* **Extracted data**:
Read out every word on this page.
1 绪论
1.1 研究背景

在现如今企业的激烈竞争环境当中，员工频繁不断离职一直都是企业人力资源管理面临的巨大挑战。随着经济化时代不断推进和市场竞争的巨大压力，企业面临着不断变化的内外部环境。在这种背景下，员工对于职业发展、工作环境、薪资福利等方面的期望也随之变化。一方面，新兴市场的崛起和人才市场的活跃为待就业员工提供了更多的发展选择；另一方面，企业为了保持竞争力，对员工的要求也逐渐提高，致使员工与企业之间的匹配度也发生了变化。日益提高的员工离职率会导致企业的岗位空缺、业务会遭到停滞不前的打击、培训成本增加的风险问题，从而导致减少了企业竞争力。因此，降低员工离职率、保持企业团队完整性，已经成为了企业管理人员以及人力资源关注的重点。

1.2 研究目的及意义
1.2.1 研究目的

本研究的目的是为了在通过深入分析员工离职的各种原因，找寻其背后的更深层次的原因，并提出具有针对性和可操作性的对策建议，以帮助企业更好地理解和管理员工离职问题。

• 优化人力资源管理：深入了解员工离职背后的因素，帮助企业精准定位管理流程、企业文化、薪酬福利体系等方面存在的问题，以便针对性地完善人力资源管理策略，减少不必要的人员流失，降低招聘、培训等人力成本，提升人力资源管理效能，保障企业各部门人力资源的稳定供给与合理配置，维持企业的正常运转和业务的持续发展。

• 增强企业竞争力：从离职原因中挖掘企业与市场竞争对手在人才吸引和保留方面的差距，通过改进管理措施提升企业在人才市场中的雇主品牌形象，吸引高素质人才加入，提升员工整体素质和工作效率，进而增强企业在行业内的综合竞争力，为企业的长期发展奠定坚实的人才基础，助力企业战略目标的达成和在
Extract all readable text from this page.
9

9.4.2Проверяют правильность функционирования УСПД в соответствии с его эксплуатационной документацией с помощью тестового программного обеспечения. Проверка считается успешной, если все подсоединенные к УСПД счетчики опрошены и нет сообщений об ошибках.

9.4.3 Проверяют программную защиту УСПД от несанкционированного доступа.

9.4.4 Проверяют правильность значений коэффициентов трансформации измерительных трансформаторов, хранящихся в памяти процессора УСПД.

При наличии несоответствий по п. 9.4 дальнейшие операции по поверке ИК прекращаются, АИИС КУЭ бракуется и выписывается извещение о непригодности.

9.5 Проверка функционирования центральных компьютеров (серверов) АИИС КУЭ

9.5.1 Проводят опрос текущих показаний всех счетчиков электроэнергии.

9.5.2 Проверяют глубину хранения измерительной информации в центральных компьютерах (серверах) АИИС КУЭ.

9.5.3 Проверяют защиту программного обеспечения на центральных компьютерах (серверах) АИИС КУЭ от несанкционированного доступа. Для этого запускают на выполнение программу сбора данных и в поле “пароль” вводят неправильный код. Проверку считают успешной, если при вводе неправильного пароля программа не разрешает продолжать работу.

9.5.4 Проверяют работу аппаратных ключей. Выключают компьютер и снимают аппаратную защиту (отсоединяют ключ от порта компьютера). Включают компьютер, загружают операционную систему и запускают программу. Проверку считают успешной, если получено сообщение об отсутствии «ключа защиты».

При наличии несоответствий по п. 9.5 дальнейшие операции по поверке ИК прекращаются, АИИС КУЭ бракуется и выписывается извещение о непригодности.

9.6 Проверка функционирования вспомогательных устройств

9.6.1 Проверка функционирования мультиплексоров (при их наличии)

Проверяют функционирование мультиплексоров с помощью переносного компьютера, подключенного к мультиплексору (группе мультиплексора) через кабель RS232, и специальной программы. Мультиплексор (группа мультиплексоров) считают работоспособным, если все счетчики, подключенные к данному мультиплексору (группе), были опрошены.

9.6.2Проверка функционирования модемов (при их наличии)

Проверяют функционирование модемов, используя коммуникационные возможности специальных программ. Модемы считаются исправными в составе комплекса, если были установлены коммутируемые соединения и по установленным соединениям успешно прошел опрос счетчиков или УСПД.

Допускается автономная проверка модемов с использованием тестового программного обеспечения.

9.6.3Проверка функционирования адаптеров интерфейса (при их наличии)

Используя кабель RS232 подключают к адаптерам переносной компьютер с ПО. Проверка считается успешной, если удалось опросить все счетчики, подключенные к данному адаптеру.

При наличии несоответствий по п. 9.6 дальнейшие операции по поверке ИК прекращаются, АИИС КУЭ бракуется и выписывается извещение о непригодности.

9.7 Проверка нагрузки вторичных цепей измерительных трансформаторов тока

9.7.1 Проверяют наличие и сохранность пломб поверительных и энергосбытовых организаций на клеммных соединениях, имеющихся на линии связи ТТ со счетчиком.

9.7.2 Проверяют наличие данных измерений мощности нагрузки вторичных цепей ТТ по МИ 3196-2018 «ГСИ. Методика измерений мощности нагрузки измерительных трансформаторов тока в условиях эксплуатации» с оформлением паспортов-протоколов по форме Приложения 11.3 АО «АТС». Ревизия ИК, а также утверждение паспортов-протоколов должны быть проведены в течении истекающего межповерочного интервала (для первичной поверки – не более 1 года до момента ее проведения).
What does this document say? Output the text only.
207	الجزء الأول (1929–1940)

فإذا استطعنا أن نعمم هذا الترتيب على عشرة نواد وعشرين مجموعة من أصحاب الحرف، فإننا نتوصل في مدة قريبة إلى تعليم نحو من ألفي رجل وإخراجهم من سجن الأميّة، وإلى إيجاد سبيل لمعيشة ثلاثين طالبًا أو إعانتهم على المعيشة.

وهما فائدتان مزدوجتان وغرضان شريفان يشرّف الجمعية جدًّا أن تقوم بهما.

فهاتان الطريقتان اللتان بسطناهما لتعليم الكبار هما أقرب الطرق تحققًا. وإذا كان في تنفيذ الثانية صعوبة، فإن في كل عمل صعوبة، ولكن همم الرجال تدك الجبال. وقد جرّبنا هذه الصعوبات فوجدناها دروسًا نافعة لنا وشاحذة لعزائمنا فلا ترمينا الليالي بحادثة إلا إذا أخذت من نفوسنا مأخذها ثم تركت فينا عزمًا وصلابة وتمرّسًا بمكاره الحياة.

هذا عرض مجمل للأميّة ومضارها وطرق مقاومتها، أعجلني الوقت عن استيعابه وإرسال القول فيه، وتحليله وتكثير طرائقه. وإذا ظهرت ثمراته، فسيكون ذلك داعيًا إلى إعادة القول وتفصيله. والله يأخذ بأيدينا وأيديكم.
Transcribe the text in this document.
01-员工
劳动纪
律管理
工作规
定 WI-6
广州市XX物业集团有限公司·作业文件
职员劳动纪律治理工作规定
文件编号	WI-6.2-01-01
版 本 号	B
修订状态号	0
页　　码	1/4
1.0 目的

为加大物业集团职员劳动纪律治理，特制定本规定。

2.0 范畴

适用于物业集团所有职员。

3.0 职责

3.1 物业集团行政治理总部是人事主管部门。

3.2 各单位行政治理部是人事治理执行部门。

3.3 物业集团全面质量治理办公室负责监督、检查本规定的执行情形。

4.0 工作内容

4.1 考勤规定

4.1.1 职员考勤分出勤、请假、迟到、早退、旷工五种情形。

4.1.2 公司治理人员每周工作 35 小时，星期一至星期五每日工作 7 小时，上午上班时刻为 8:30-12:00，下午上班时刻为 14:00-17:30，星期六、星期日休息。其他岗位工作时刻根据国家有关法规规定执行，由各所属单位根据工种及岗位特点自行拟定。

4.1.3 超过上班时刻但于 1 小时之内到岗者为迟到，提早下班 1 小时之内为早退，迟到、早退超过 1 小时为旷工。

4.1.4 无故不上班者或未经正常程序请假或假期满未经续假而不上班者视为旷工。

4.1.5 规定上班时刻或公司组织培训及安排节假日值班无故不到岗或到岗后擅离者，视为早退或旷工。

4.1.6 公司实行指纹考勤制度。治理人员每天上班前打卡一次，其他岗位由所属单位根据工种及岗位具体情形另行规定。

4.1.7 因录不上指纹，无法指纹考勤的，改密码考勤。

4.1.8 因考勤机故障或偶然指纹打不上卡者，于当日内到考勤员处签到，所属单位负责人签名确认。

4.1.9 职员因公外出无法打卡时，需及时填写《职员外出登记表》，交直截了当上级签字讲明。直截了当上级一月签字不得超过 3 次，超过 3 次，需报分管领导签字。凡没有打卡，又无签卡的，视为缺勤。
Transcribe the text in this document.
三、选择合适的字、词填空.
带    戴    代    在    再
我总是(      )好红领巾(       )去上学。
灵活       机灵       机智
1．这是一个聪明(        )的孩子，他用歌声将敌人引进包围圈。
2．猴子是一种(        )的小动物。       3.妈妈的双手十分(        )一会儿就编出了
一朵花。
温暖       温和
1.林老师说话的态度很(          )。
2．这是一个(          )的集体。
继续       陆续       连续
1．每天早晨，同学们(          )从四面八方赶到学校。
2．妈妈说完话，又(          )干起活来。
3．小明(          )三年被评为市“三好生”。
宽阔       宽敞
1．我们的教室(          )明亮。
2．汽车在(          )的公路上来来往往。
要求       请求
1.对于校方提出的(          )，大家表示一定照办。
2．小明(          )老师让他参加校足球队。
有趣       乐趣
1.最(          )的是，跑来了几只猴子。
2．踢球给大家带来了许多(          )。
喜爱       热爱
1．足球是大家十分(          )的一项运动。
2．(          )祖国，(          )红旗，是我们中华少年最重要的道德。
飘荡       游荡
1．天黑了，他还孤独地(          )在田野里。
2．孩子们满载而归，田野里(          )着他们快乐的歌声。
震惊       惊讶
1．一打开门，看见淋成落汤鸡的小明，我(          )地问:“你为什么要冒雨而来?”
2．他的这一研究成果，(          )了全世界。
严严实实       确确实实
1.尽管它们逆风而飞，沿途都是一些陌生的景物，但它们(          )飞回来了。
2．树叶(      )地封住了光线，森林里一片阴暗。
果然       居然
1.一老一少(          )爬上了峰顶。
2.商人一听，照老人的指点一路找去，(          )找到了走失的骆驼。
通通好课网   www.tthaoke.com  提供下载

* **The task**:
Looking back at the lines above, state how many contain the word "text", and supply nothing besides the number.

* **Full output**:
4